------ ENTRIES SHOWN

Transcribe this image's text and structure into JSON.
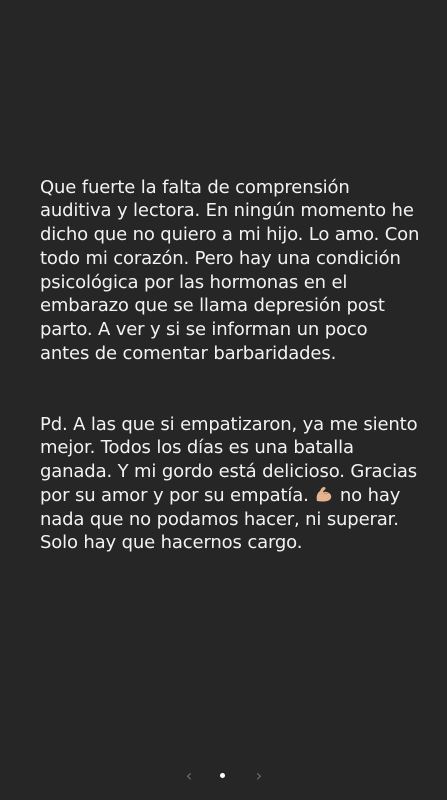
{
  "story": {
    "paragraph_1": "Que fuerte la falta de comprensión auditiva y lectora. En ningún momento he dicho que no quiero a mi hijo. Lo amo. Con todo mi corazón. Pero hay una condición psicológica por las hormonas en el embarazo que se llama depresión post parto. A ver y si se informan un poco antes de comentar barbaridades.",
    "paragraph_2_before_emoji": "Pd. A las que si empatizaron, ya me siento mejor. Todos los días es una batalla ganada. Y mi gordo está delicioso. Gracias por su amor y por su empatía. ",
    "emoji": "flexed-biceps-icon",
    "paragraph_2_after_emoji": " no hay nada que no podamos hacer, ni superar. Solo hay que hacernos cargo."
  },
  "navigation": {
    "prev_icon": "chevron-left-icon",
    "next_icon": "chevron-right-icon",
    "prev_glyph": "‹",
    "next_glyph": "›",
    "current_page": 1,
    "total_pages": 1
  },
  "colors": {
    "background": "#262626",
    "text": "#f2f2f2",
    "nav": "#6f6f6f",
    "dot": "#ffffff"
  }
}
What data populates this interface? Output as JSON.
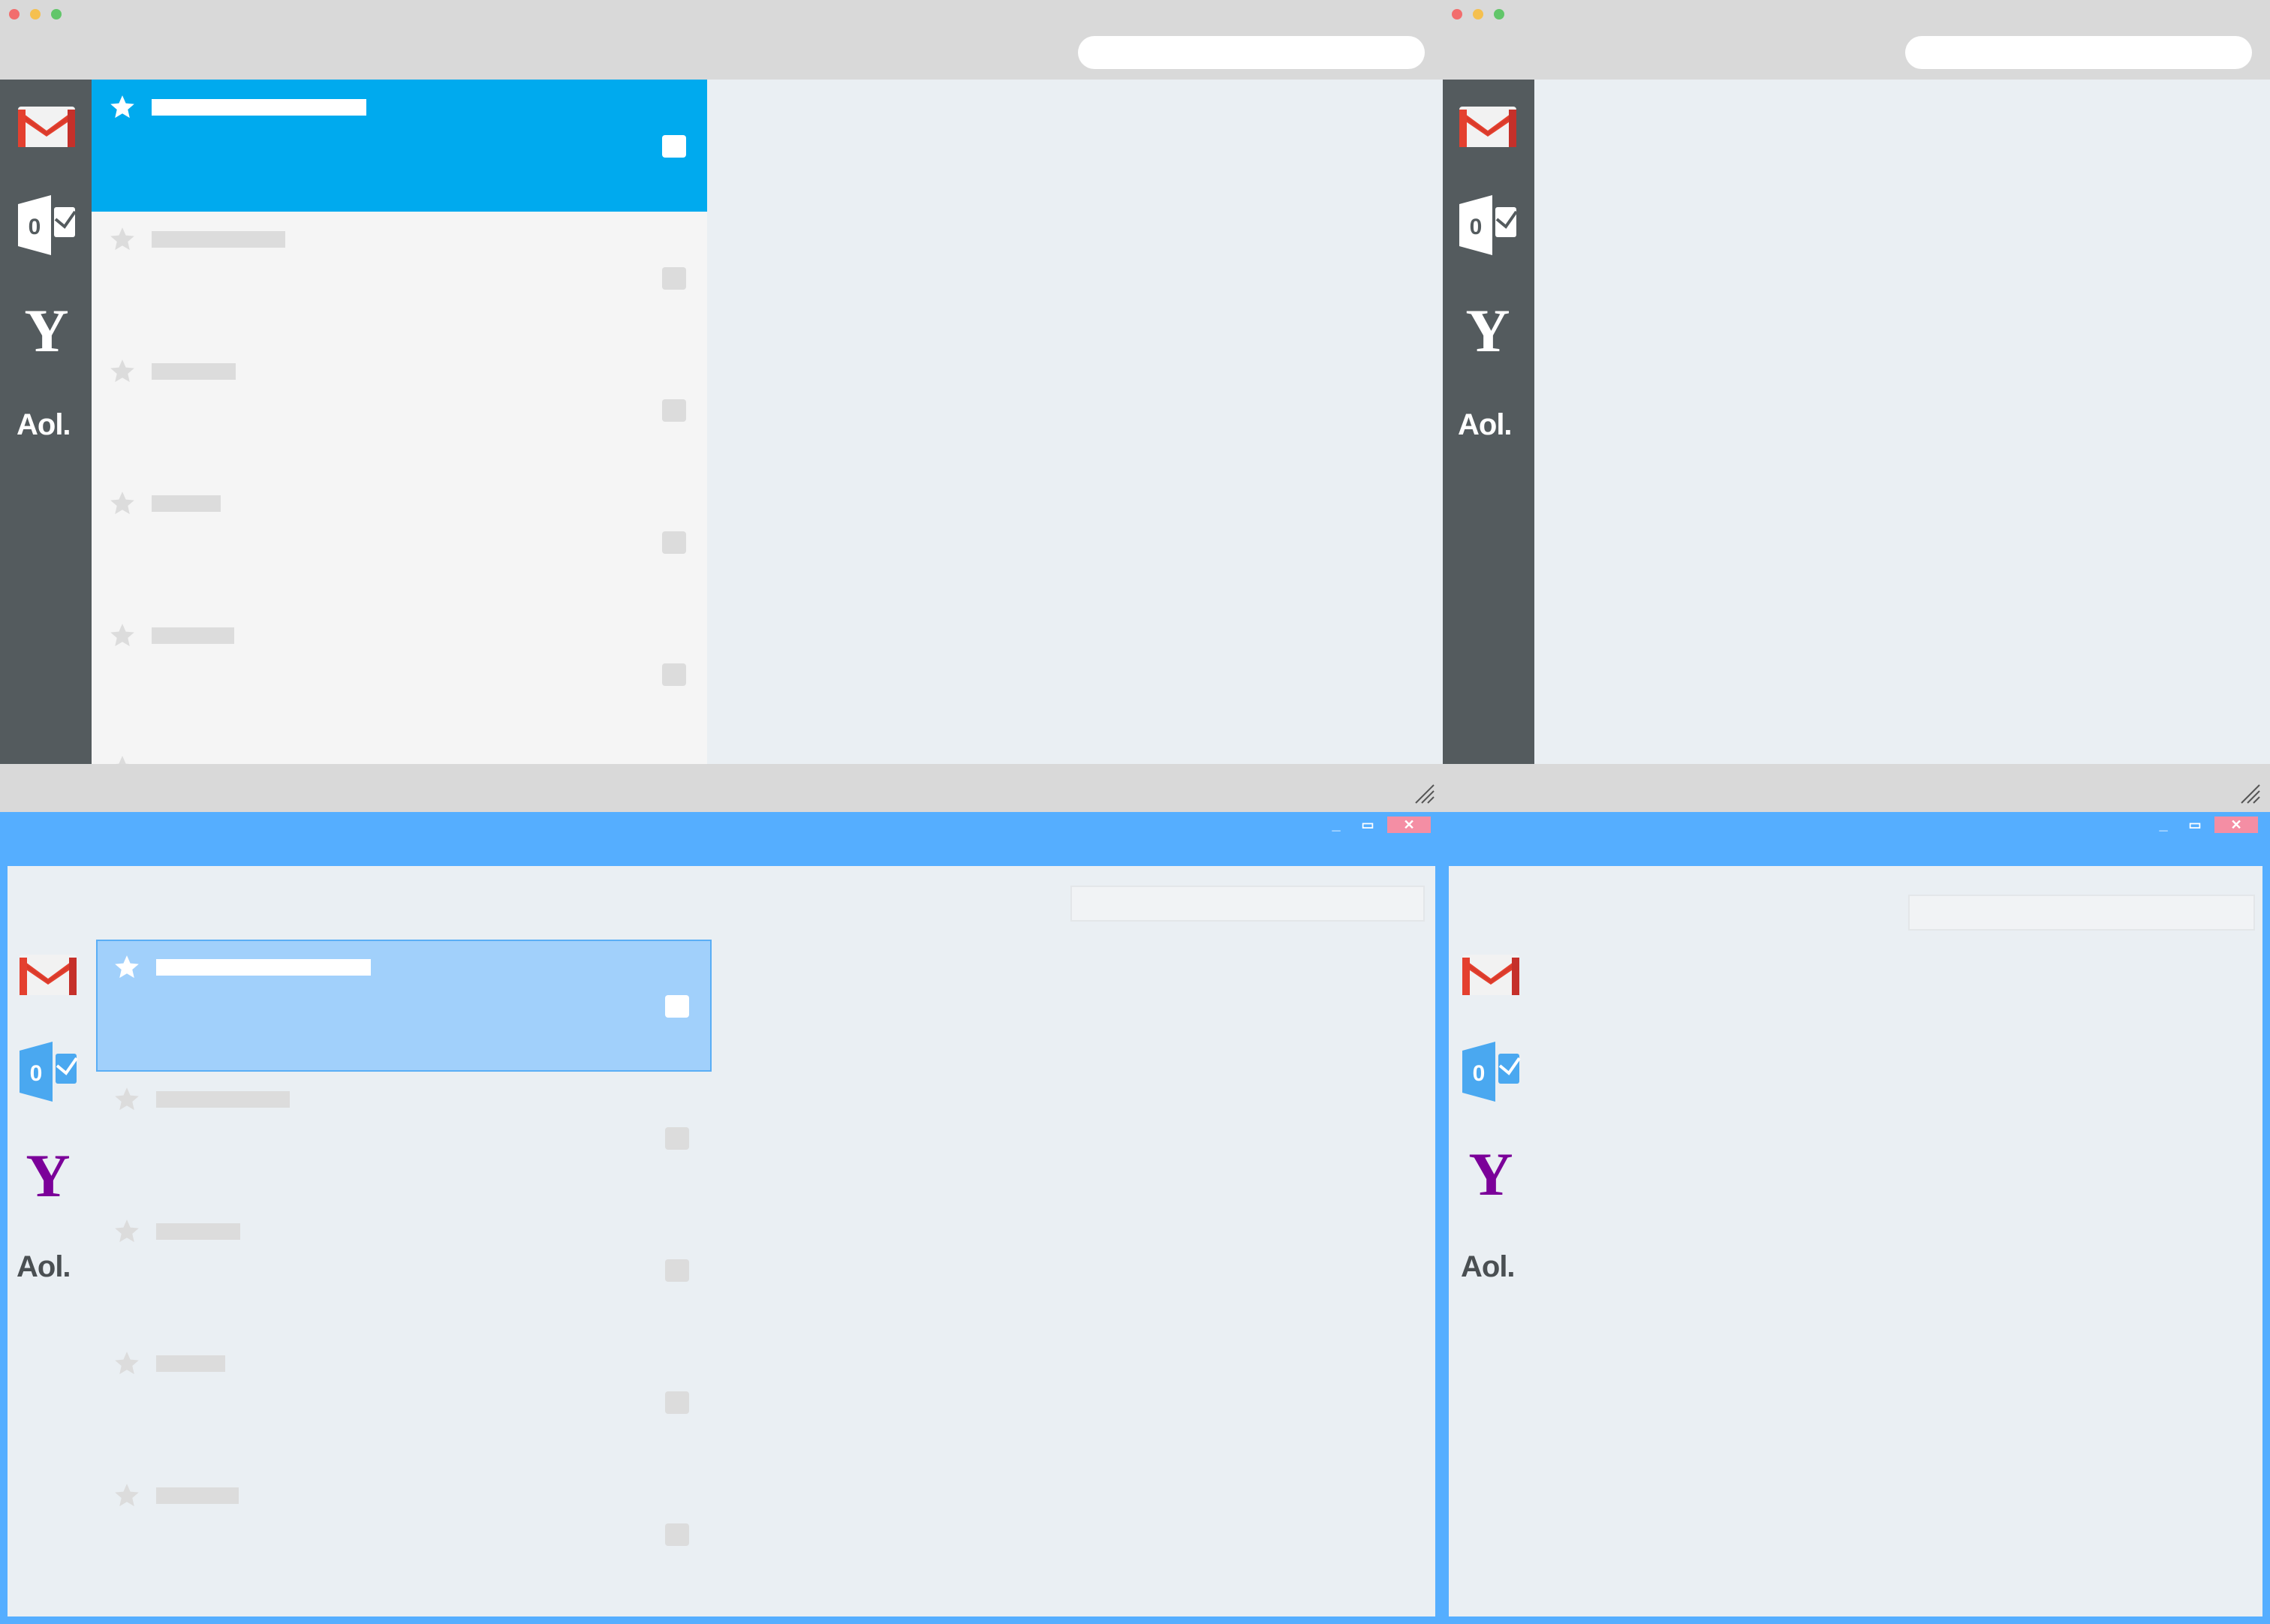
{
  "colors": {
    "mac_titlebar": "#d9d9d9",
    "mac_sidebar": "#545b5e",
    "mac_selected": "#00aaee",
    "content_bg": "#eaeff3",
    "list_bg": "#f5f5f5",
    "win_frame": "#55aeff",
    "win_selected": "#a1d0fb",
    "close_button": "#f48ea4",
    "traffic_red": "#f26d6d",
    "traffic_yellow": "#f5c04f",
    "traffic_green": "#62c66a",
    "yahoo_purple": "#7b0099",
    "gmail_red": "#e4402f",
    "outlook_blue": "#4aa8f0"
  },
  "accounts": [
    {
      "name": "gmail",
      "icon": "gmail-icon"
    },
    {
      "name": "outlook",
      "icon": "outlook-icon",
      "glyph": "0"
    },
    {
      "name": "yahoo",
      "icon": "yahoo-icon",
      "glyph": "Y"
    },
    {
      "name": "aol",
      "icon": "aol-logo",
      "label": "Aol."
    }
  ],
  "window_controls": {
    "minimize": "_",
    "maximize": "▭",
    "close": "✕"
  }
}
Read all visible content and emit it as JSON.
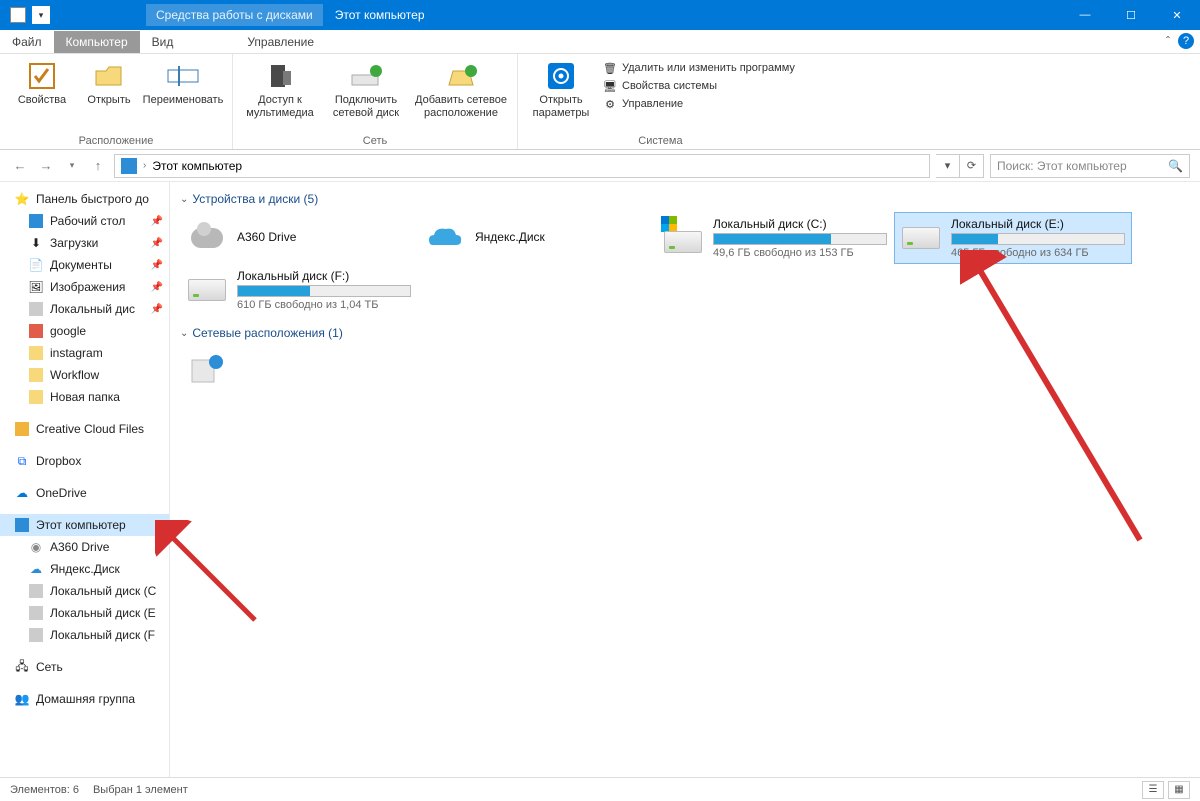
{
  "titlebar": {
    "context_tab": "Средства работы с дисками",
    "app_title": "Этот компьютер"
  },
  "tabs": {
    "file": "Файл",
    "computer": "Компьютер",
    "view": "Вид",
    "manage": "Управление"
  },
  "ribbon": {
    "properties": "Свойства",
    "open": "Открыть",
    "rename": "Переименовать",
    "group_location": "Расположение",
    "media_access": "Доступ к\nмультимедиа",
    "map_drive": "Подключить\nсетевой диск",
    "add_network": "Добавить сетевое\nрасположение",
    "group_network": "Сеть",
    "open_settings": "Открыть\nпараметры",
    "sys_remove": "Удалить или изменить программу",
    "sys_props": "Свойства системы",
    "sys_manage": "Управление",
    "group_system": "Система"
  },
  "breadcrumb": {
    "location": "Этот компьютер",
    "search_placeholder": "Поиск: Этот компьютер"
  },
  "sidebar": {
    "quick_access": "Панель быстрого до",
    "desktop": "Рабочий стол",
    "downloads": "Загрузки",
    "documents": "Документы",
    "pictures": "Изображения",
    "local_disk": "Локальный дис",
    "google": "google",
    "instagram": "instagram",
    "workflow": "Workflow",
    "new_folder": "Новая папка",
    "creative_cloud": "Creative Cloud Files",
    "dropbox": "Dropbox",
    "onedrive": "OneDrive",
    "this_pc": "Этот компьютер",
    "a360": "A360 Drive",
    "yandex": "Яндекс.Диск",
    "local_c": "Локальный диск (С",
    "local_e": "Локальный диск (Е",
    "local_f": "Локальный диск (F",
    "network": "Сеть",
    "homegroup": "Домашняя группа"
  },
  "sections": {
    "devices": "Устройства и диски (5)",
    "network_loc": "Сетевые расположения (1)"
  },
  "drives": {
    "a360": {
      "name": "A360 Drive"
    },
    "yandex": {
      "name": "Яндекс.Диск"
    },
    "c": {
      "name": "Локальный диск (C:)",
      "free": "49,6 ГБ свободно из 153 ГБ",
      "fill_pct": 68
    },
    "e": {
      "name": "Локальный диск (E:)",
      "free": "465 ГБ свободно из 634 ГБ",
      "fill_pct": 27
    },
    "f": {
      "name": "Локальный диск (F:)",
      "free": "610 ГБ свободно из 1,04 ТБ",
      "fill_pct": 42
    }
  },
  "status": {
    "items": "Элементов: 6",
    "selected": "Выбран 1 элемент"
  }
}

------------

- **GOAL**
Only lines with the word "chevron" should be collected from the material.

- **FULL SOLUTION**
    "prev_icon": "chevron-left-icon",
    "next_icon": "chevron-right-icon",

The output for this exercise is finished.